# Records provided

--- START ---

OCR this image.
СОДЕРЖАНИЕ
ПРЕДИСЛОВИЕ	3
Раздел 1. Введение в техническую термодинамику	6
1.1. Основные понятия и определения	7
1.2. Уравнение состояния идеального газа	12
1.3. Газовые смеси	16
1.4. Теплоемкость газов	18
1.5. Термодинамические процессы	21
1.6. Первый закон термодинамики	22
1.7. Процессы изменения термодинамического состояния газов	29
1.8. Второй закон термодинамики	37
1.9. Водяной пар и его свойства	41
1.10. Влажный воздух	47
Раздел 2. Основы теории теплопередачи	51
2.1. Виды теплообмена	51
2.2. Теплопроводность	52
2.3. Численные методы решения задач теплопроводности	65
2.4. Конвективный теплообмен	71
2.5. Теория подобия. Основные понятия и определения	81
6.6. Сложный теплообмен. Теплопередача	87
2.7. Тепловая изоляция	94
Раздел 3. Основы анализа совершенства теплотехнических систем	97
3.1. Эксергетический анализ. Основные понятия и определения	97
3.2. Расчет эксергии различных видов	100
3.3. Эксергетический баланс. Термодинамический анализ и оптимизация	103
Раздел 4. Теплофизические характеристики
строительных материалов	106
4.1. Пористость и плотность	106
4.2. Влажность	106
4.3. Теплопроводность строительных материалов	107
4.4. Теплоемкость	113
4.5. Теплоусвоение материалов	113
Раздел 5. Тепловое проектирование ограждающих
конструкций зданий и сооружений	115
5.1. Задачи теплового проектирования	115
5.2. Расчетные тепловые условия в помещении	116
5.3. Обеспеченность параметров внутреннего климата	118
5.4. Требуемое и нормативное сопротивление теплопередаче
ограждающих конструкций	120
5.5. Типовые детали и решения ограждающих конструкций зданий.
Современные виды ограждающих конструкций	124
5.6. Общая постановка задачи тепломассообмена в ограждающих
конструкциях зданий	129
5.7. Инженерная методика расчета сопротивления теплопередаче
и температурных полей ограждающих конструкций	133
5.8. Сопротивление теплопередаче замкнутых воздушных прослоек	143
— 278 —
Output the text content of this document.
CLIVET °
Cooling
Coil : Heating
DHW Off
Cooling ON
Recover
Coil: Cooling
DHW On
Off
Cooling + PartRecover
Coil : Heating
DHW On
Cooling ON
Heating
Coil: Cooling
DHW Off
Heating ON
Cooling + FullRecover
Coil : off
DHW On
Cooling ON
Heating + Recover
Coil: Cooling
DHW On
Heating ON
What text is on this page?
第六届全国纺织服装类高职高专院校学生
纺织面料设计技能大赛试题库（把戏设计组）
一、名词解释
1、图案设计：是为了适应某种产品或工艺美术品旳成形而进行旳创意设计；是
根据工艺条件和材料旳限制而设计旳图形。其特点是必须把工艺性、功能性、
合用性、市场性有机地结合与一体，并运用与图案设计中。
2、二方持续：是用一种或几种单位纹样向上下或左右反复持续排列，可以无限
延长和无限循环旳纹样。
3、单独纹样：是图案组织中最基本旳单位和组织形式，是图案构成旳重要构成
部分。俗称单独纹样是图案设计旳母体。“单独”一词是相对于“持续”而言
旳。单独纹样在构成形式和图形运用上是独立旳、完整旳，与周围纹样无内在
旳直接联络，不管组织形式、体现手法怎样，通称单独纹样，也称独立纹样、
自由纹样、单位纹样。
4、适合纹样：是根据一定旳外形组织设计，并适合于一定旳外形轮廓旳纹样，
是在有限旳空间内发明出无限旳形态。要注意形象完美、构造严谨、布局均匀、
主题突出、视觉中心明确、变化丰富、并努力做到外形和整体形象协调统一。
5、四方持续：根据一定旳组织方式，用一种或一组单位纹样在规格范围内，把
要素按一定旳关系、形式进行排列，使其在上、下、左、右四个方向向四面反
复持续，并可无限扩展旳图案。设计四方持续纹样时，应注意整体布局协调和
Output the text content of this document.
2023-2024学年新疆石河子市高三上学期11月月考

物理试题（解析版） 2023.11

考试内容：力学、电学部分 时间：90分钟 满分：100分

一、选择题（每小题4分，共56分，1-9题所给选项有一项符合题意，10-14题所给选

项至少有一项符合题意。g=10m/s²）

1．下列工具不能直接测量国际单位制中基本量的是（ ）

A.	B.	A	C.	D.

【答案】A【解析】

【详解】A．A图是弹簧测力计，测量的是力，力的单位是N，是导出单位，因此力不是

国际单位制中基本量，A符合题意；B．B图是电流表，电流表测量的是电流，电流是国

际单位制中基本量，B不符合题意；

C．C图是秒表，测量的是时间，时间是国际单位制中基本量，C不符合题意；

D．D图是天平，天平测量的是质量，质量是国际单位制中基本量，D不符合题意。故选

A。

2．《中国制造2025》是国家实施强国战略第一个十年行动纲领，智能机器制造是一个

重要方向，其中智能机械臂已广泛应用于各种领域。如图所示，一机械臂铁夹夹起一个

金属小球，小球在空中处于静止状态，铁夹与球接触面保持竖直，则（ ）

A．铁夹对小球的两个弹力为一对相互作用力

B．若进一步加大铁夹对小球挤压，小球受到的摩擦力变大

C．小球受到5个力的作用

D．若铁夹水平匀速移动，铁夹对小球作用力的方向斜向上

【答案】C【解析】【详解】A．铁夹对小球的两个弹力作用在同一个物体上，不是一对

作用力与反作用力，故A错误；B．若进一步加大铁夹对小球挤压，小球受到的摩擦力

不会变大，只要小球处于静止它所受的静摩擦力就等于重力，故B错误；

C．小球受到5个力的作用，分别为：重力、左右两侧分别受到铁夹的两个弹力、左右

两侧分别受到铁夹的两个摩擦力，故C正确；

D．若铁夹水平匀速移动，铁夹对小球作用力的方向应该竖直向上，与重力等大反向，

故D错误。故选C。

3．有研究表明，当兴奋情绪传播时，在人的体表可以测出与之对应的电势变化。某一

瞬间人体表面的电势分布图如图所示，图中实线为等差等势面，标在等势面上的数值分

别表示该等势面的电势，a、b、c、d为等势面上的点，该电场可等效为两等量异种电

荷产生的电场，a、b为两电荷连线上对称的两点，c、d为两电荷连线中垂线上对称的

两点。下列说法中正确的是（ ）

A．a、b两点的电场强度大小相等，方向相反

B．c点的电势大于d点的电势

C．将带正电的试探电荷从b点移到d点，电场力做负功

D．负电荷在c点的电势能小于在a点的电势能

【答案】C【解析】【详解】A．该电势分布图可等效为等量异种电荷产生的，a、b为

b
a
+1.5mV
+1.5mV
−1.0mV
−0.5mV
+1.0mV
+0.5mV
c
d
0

--- END ---

# To do
Scan the listing above. Gather each line that contains the word "Теплопроводность".

# Reply
2.2. Теплопроводность	52
4.3. Теплопроводность строительных материалов	107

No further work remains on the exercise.